** begin Exercise material **
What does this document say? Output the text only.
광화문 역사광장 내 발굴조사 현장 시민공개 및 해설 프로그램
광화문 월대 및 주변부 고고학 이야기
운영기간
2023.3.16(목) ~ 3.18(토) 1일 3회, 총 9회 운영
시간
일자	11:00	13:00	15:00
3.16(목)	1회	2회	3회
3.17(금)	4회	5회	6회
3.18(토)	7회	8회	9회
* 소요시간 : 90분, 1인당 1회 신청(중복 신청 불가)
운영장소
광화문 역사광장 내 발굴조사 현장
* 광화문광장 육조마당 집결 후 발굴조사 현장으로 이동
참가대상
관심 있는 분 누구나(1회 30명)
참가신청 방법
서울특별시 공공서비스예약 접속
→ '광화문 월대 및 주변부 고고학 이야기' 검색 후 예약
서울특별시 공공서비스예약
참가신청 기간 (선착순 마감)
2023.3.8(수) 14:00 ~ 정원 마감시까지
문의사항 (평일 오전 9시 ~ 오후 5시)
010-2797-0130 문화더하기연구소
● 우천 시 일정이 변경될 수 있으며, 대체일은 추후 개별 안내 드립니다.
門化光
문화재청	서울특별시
** end Exercise material **
* **Given problem**: Repeat all of the records above exactly as written.

* **Answer to this problem**:
What does this document say? Output the text only.
광화문 역사광장 내 발굴조사 현장 시민공개 및 해설 프로그램
광화문 월대 및 주변부 고고학 이야기
운영기간
2023.3.16(목) ~ 3.18(토) 1일 3회, 총 9회 운영
시간
일자	11:00	13:00	15:00
3.16(목)	1회	2회	3회
3.17(금)	4회	5회	6회
3.18(토)	7회	8회	9회
* 소요시간 : 90분, 1인당 1회 신청(중복 신청 불가)
운영장소
광화문 역사광장 내 발굴조사 현장
* 광화문광장 육조마당 집결 후 발굴조사 현장으로 이동
참가대상
관심 있는 분 누구나(1회 30명)
참가신청 방법
서울특별시 공공서비스예약 접속
→ '광화문 월대 및 주변부 고고학 이야기' 검색 후 예약
서울특별시 공공서비스예약
참가신청 기간 (선착순 마감)
2023.3.8(수) 14:00 ~ 정원 마감시까지
문의사항 (평일 오전 9시 ~ 오후 5시)
010-2797-0130 문화더하기연구소
● 우천 시 일정이 변경될 수 있으며, 대체일은 추후 개별 안내 드립니다.
門化光
문화재청	서울특별시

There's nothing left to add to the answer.